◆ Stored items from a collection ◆
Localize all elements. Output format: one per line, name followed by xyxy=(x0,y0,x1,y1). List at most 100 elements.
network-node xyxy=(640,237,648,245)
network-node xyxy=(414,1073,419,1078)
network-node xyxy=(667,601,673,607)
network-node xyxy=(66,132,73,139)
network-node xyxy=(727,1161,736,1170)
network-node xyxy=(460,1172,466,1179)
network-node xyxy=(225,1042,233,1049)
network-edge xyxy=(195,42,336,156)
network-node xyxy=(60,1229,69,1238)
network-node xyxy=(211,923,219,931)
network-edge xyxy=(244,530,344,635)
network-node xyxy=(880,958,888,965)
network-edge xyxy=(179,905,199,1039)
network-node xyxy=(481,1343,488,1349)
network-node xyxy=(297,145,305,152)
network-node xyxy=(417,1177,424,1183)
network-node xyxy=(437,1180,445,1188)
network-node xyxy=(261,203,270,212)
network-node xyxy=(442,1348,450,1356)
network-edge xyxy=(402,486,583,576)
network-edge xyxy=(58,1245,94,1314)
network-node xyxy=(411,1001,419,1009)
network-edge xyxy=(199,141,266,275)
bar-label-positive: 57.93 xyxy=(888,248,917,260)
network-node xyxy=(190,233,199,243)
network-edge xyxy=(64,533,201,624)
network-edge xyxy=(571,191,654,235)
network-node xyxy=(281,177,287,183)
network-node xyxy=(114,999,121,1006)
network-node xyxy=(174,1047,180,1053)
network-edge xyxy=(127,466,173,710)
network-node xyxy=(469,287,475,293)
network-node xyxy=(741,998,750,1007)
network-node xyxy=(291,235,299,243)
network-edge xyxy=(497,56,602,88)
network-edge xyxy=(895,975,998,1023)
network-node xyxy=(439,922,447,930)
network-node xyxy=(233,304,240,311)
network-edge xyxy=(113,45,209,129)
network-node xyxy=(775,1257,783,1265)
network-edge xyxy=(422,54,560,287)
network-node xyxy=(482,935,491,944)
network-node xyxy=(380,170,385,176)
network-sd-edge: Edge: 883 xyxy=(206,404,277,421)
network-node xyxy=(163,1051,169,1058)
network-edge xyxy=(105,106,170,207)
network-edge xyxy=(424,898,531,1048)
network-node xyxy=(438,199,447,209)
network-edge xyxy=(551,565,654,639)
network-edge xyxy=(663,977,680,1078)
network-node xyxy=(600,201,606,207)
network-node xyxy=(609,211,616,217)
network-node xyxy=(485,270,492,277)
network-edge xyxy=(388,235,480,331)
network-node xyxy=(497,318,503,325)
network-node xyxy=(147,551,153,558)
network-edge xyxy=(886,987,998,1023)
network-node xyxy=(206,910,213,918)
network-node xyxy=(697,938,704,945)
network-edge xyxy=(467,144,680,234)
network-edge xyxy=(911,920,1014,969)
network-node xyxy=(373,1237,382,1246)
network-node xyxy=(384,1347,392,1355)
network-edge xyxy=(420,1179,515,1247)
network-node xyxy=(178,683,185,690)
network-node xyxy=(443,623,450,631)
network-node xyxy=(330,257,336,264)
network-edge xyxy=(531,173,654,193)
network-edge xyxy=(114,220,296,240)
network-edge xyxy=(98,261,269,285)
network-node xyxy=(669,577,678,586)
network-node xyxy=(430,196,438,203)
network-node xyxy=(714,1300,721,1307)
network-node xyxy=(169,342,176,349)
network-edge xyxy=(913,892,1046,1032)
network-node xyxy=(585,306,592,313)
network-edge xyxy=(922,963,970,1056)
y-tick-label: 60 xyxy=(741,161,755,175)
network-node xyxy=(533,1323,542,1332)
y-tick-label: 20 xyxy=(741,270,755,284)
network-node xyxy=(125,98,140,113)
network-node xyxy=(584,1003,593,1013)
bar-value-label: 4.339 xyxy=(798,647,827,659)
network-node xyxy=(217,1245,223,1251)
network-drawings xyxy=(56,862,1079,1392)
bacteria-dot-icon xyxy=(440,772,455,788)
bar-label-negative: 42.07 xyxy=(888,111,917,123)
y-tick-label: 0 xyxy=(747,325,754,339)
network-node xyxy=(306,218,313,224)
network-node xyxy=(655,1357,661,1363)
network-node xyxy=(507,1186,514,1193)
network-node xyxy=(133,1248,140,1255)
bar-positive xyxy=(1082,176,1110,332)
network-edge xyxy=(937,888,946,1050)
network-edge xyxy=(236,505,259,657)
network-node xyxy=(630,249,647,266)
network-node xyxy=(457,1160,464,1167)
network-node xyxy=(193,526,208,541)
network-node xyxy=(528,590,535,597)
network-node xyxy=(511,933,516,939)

◆ Assigned task ◆
Transcribe the data word for word.

◆ Exercise output ◆
Localize all elements. Output format: one per line, name followed by xyxy=(x0,y0,x1,y1). List at most 100 elements.
network-node xyxy=(640,237,648,245)
network-node xyxy=(414,1073,419,1078)
network-node xyxy=(667,601,673,607)
network-node xyxy=(66,132,73,139)
network-node xyxy=(727,1161,736,1170)
network-node xyxy=(460,1172,466,1179)
network-node xyxy=(225,1042,233,1049)
network-edge xyxy=(195,42,336,156)
network-node xyxy=(60,1229,69,1238)
network-node xyxy=(211,923,219,931)
network-edge xyxy=(244,530,344,635)
network-node xyxy=(880,958,888,965)
network-edge xyxy=(179,905,199,1039)
network-node xyxy=(481,1343,488,1349)
network-node xyxy=(297,145,305,152)
network-node xyxy=(417,1177,424,1183)
network-node xyxy=(437,1180,445,1188)
network-node xyxy=(261,203,270,212)
network-node xyxy=(442,1348,450,1356)
network-edge xyxy=(402,486,583,576)
network-edge xyxy=(58,1245,94,1314)
network-node xyxy=(411,1001,419,1009)
network-edge xyxy=(199,141,266,275)
bar-label-positive: 57.93 xyxy=(888,248,917,260)
network-node xyxy=(190,233,199,243)
network-edge xyxy=(64,533,201,624)
network-edge xyxy=(571,191,654,235)
network-node xyxy=(281,177,287,183)
network-node xyxy=(114,999,121,1006)
network-node xyxy=(174,1047,180,1053)
network-edge xyxy=(127,466,173,710)
network-node xyxy=(469,287,475,293)
network-node xyxy=(741,998,750,1007)
network-node xyxy=(291,235,299,243)
network-edge xyxy=(497,56,602,88)
network-edge xyxy=(895,975,998,1023)
network-node xyxy=(439,922,447,930)
network-node xyxy=(233,304,240,311)
network-edge xyxy=(113,45,209,129)
network-node xyxy=(775,1257,783,1265)
network-edge xyxy=(422,54,560,287)
network-node xyxy=(482,935,491,944)
network-node xyxy=(380,170,385,176)
network-sd-edge: Edge: 883 xyxy=(206,404,277,421)
network-node xyxy=(163,1051,169,1058)
network-edge xyxy=(105,106,170,207)
network-edge xyxy=(424,898,531,1048)
network-node xyxy=(438,199,447,209)
network-edge xyxy=(551,565,654,639)
network-edge xyxy=(663,977,680,1078)
network-node xyxy=(600,201,606,207)
network-node xyxy=(609,211,616,217)
network-node xyxy=(485,270,492,277)
network-edge xyxy=(388,235,480,331)
network-node xyxy=(497,318,503,325)
network-node xyxy=(147,551,153,558)
network-edge xyxy=(886,987,998,1023)
network-node xyxy=(206,910,213,918)
network-node xyxy=(697,938,704,945)
network-edge xyxy=(467,144,680,234)
network-edge xyxy=(911,920,1014,969)
network-node xyxy=(373,1237,382,1246)
network-node xyxy=(384,1347,392,1355)
network-edge xyxy=(420,1179,515,1247)
network-node xyxy=(178,683,185,690)
network-node xyxy=(443,623,450,631)
network-node xyxy=(330,257,336,264)
network-edge xyxy=(531,173,654,193)
network-edge xyxy=(114,220,296,240)
network-edge xyxy=(98,261,269,285)
network-node xyxy=(669,577,678,586)
network-node xyxy=(430,196,438,203)
network-node xyxy=(714,1300,721,1307)
network-node xyxy=(169,342,176,349)
network-edge xyxy=(913,892,1046,1032)
network-node xyxy=(585,306,592,313)
network-edge xyxy=(922,963,970,1056)
y-tick-label: 60 xyxy=(741,161,755,175)
network-node xyxy=(533,1323,542,1332)
y-tick-label: 20 xyxy=(741,270,755,284)
network-node xyxy=(125,98,140,113)
network-node xyxy=(584,1003,593,1013)
bar-value-label: 4.339 xyxy=(798,647,827,659)
network-node xyxy=(217,1245,223,1251)
network-drawings xyxy=(56,862,1079,1392)
bacteria-dot-icon xyxy=(440,772,455,788)
bar-label-negative: 42.07 xyxy=(888,111,917,123)
y-tick-label: 0 xyxy=(747,325,754,339)
network-node xyxy=(306,218,313,224)
network-node xyxy=(655,1357,661,1363)
network-node xyxy=(507,1186,514,1193)
network-node xyxy=(133,1248,140,1255)
bar-positive xyxy=(1082,176,1110,332)
network-edge xyxy=(937,888,946,1050)
network-edge xyxy=(236,505,259,657)
network-node xyxy=(630,249,647,266)
network-node xyxy=(457,1160,464,1167)
network-node xyxy=(193,526,208,541)
network-node xyxy=(528,590,535,597)
network-node xyxy=(511,933,516,939)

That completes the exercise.